BRIEF: Omit every picture and output the rest of the records exactly as they are.

RAW RECORDS:
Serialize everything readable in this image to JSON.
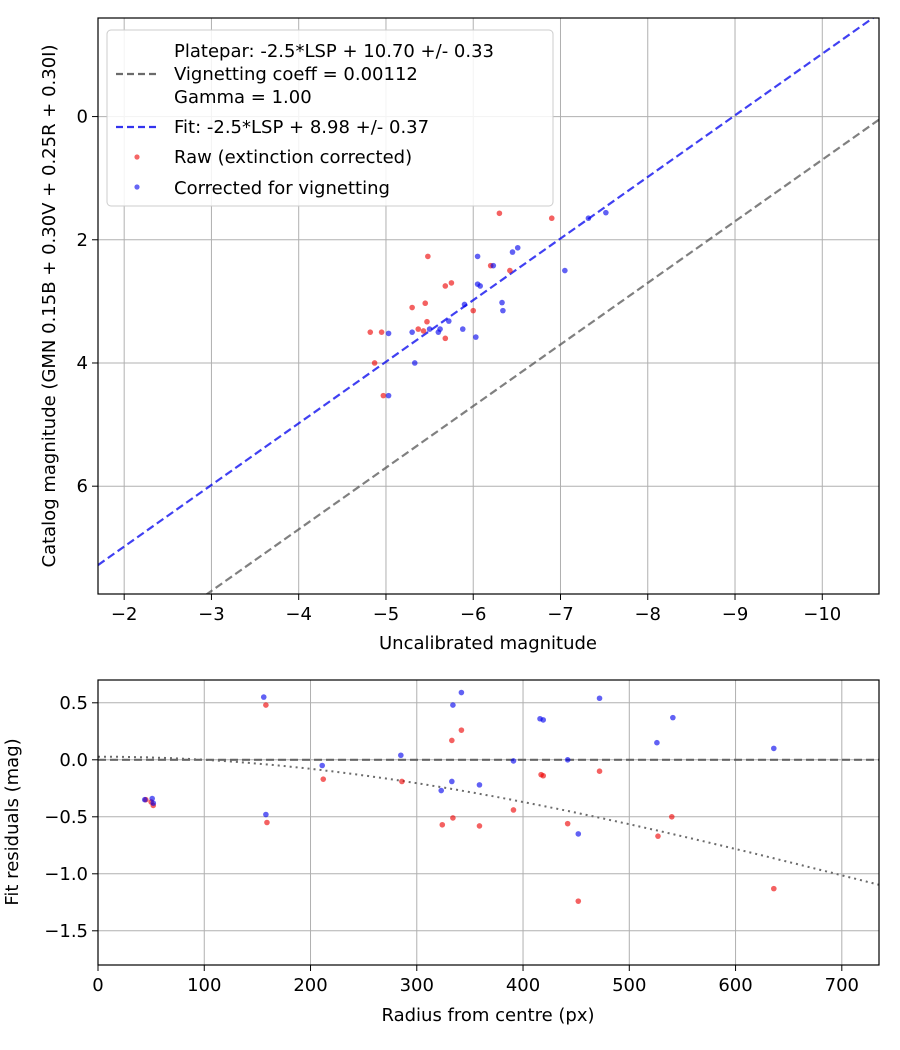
{
  "chart_data": [
    {
      "type": "scatter",
      "xlabel": "Uncalibrated magnitude",
      "ylabel": "Catalog magnitude (GMN 0.15B + 0.30V + 0.25R + 0.30I)",
      "xlim": [
        -1.7,
        -10.65
      ],
      "ylim": [
        -1.6,
        7.75
      ],
      "xticks": [
        -2,
        -3,
        -4,
        -5,
        -6,
        -7,
        -8,
        -9,
        -10
      ],
      "xtick_labels": [
        "−2",
        "−3",
        "−4",
        "−5",
        "−6",
        "−7",
        "−8",
        "−9",
        "−10"
      ],
      "yticks": [
        0,
        2,
        4,
        6
      ],
      "ytick_labels": [
        "0",
        "2",
        "4",
        "6"
      ],
      "grid": true,
      "legend_position": "top-left",
      "legend": [
        {
          "label": "Platepar: -2.5*LSP + 10.70 +/- 0.33",
          "style": "none"
        },
        {
          "label": "Vignetting coeff = 0.00112",
          "style": "gray-dashed"
        },
        {
          "label": "Gamma = 1.00",
          "style": "none"
        },
        {
          "label": "Fit: -2.5*LSP + 8.98 +/- 0.37",
          "style": "blue-dashed"
        },
        {
          "label": "Raw (extinction corrected)",
          "style": "red-dot"
        },
        {
          "label": "Corrected for vignetting",
          "style": "blue-dot"
        }
      ],
      "lines": [
        {
          "name": "Platepar",
          "offset": 10.7,
          "color": "#555555"
        },
        {
          "name": "Fit",
          "offset": 8.98,
          "color": "#0000ee"
        }
      ],
      "series": [
        {
          "name": "Raw (extinction corrected)",
          "color": "#ee0000",
          "points": [
            [
              -6.3,
              1.57
            ],
            [
              -6.9,
              1.65
            ],
            [
              -6.2,
              2.42
            ],
            [
              -6.42,
              2.5
            ],
            [
              -5.48,
              2.27
            ],
            [
              -5.75,
              2.7
            ],
            [
              -5.68,
              2.75
            ],
            [
              -5.45,
              3.03
            ],
            [
              -5.3,
              3.1
            ],
            [
              -6.0,
              3.15
            ],
            [
              -5.47,
              3.33
            ],
            [
              -5.37,
              3.45
            ],
            [
              -5.43,
              3.48
            ],
            [
              -4.82,
              3.5
            ],
            [
              -4.95,
              3.5
            ],
            [
              -5.68,
              3.6
            ],
            [
              -4.87,
              4.0
            ],
            [
              -4.97,
              4.53
            ]
          ]
        },
        {
          "name": "Corrected for vignetting",
          "color": "#0000ee",
          "points": [
            [
              -7.52,
              1.56
            ],
            [
              -7.32,
              1.65
            ],
            [
              -6.51,
              2.13
            ],
            [
              -6.45,
              2.2
            ],
            [
              -6.05,
              2.27
            ],
            [
              -6.23,
              2.42
            ],
            [
              -7.05,
              2.5
            ],
            [
              -6.05,
              2.72
            ],
            [
              -6.08,
              2.75
            ],
            [
              -6.33,
              3.02
            ],
            [
              -5.9,
              3.05
            ],
            [
              -6.34,
              3.15
            ],
            [
              -5.72,
              3.32
            ],
            [
              -5.62,
              3.45
            ],
            [
              -5.88,
              3.45
            ],
            [
              -5.3,
              3.5
            ],
            [
              -5.03,
              3.52
            ],
            [
              -5.5,
              3.45
            ],
            [
              -5.6,
              3.5
            ],
            [
              -6.03,
              3.58
            ],
            [
              -5.33,
              4.0
            ],
            [
              -5.03,
              4.53
            ]
          ]
        }
      ]
    },
    {
      "type": "scatter",
      "xlabel": "Radius from centre (px)",
      "ylabel": "Fit residuals (mag)",
      "xlim": [
        0,
        735
      ],
      "ylim": [
        -1.8,
        0.7
      ],
      "xticks": [
        0,
        100,
        200,
        300,
        400,
        500,
        600,
        700
      ],
      "xtick_labels": [
        "0",
        "100",
        "200",
        "300",
        "400",
        "500",
        "600",
        "700"
      ],
      "yticks": [
        0.5,
        0.0,
        -0.5,
        -1.0,
        -1.5
      ],
      "ytick_labels": [
        "0.5",
        "0.0",
        "−0.5",
        "−1.0",
        "−1.5"
      ],
      "grid": true,
      "vignetting_coeff": 0.00112,
      "reference_line": 0.0,
      "series": [
        {
          "name": "Raw (extinction corrected)",
          "color": "#ee0000",
          "points": [
            [
              45,
              -0.35
            ],
            [
              50,
              -0.37
            ],
            [
              52,
              -0.4
            ],
            [
              158,
              0.48
            ],
            [
              159,
              -0.55
            ],
            [
              212,
              -0.17
            ],
            [
              286,
              -0.19
            ],
            [
              324,
              -0.57
            ],
            [
              333,
              0.17
            ],
            [
              334,
              -0.51
            ],
            [
              342,
              0.26
            ],
            [
              359,
              -0.58
            ],
            [
              391,
              -0.44
            ],
            [
              417,
              -0.13
            ],
            [
              419,
              -0.14
            ],
            [
              442,
              -0.56
            ],
            [
              452,
              -1.24
            ],
            [
              472,
              -0.1
            ],
            [
              527,
              -0.67
            ],
            [
              540,
              -0.5
            ],
            [
              636,
              -1.13
            ]
          ]
        },
        {
          "name": "Corrected for vignetting",
          "color": "#0000ee",
          "points": [
            [
              44,
              -0.35
            ],
            [
              51,
              -0.34
            ],
            [
              52,
              -0.38
            ],
            [
              156,
              0.55
            ],
            [
              158,
              -0.48
            ],
            [
              211,
              -0.05
            ],
            [
              285,
              0.04
            ],
            [
              323,
              -0.27
            ],
            [
              333,
              -0.19
            ],
            [
              334,
              0.48
            ],
            [
              342,
              0.59
            ],
            [
              359,
              -0.22
            ],
            [
              391,
              -0.01
            ],
            [
              416,
              0.36
            ],
            [
              419,
              0.35
            ],
            [
              442,
              0.0
            ],
            [
              452,
              -0.65
            ],
            [
              472,
              0.54
            ],
            [
              526,
              0.15
            ],
            [
              541,
              0.37
            ],
            [
              636,
              0.1
            ]
          ]
        }
      ]
    }
  ]
}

FINAL RESULT:
Serialize everything readable in this image to JSON.
{
  "chart_data": [
    {
      "type": "scatter",
      "xlabel": "Uncalibrated magnitude",
      "ylabel": "Catalog magnitude (GMN 0.15B + 0.30V + 0.25R + 0.30I)",
      "xlim": [
        -1.7,
        -10.65
      ],
      "ylim": [
        -1.6,
        7.75
      ],
      "xticks": [
        -2,
        -3,
        -4,
        -5,
        -6,
        -7,
        -8,
        -9,
        -10
      ],
      "xtick_labels": [
        "−2",
        "−3",
        "−4",
        "−5",
        "−6",
        "−7",
        "−8",
        "−9",
        "−10"
      ],
      "yticks": [
        0,
        2,
        4,
        6
      ],
      "ytick_labels": [
        "0",
        "2",
        "4",
        "6"
      ],
      "grid": true,
      "legend_position": "top-left",
      "legend": [
        {
          "label": "Platepar: -2.5*LSP + 10.70 +/- 0.33",
          "style": "none"
        },
        {
          "label": "Vignetting coeff = 0.00112",
          "style": "gray-dashed"
        },
        {
          "label": "Gamma = 1.00",
          "style": "none"
        },
        {
          "label": "Fit: -2.5*LSP + 8.98 +/- 0.37",
          "style": "blue-dashed"
        },
        {
          "label": "Raw (extinction corrected)",
          "style": "red-dot"
        },
        {
          "label": "Corrected for vignetting",
          "style": "blue-dot"
        }
      ],
      "lines": [
        {
          "name": "Platepar",
          "offset": 10.7,
          "color": "#555555"
        },
        {
          "name": "Fit",
          "offset": 8.98,
          "color": "#0000ee"
        }
      ],
      "series": [
        {
          "name": "Raw (extinction corrected)",
          "color": "#ee0000",
          "points": [
            [
              -6.3,
              1.57
            ],
            [
              -6.9,
              1.65
            ],
            [
              -6.2,
              2.42
            ],
            [
              -6.42,
              2.5
            ],
            [
              -5.48,
              2.27
            ],
            [
              -5.75,
              2.7
            ],
            [
              -5.68,
              2.75
            ],
            [
              -5.45,
              3.03
            ],
            [
              -5.3,
              3.1
            ],
            [
              -6.0,
              3.15
            ],
            [
              -5.47,
              3.33
            ],
            [
              -5.37,
              3.45
            ],
            [
              -5.43,
              3.48
            ],
            [
              -4.82,
              3.5
            ],
            [
              -4.95,
              3.5
            ],
            [
              -5.68,
              3.6
            ],
            [
              -4.87,
              4.0
            ],
            [
              -4.97,
              4.53
            ]
          ]
        },
        {
          "name": "Corrected for vignetting",
          "color": "#0000ee",
          "points": [
            [
              -7.52,
              1.56
            ],
            [
              -7.32,
              1.65
            ],
            [
              -6.51,
              2.13
            ],
            [
              -6.45,
              2.2
            ],
            [
              -6.05,
              2.27
            ],
            [
              -6.23,
              2.42
            ],
            [
              -7.05,
              2.5
            ],
            [
              -6.05,
              2.72
            ],
            [
              -6.08,
              2.75
            ],
            [
              -6.33,
              3.02
            ],
            [
              -5.9,
              3.05
            ],
            [
              -6.34,
              3.15
            ],
            [
              -5.72,
              3.32
            ],
            [
              -5.62,
              3.45
            ],
            [
              -5.88,
              3.45
            ],
            [
              -5.3,
              3.5
            ],
            [
              -5.03,
              3.52
            ],
            [
              -5.5,
              3.45
            ],
            [
              -5.6,
              3.5
            ],
            [
              -6.03,
              3.58
            ],
            [
              -5.33,
              4.0
            ],
            [
              -5.03,
              4.53
            ]
          ]
        }
      ]
    },
    {
      "type": "scatter",
      "xlabel": "Radius from centre (px)",
      "ylabel": "Fit residuals (mag)",
      "xlim": [
        0,
        735
      ],
      "ylim": [
        -1.8,
        0.7
      ],
      "xticks": [
        0,
        100,
        200,
        300,
        400,
        500,
        600,
        700
      ],
      "xtick_labels": [
        "0",
        "100",
        "200",
        "300",
        "400",
        "500",
        "600",
        "700"
      ],
      "yticks": [
        0.5,
        0.0,
        -0.5,
        -1.0,
        -1.5
      ],
      "ytick_labels": [
        "0.5",
        "0.0",
        "−0.5",
        "−1.0",
        "−1.5"
      ],
      "grid": true,
      "vignetting_coeff": 0.00112,
      "reference_line": 0.0,
      "series": [
        {
          "name": "Raw (extinction corrected)",
          "color": "#ee0000",
          "points": [
            [
              45,
              -0.35
            ],
            [
              50,
              -0.37
            ],
            [
              52,
              -0.4
            ],
            [
              158,
              0.48
            ],
            [
              159,
              -0.55
            ],
            [
              212,
              -0.17
            ],
            [
              286,
              -0.19
            ],
            [
              324,
              -0.57
            ],
            [
              333,
              0.17
            ],
            [
              334,
              -0.51
            ],
            [
              342,
              0.26
            ],
            [
              359,
              -0.58
            ],
            [
              391,
              -0.44
            ],
            [
              417,
              -0.13
            ],
            [
              419,
              -0.14
            ],
            [
              442,
              -0.56
            ],
            [
              452,
              -1.24
            ],
            [
              472,
              -0.1
            ],
            [
              527,
              -0.67
            ],
            [
              540,
              -0.5
            ],
            [
              636,
              -1.13
            ]
          ]
        },
        {
          "name": "Corrected for vignetting",
          "color": "#0000ee",
          "points": [
            [
              44,
              -0.35
            ],
            [
              51,
              -0.34
            ],
            [
              52,
              -0.38
            ],
            [
              156,
              0.55
            ],
            [
              158,
              -0.48
            ],
            [
              211,
              -0.05
            ],
            [
              285,
              0.04
            ],
            [
              323,
              -0.27
            ],
            [
              333,
              -0.19
            ],
            [
              334,
              0.48
            ],
            [
              342,
              0.59
            ],
            [
              359,
              -0.22
            ],
            [
              391,
              -0.01
            ],
            [
              416,
              0.36
            ],
            [
              419,
              0.35
            ],
            [
              442,
              0.0
            ],
            [
              452,
              -0.65
            ],
            [
              472,
              0.54
            ],
            [
              526,
              0.15
            ],
            [
              541,
              0.37
            ],
            [
              636,
              0.1
            ]
          ]
        }
      ]
    }
  ]
}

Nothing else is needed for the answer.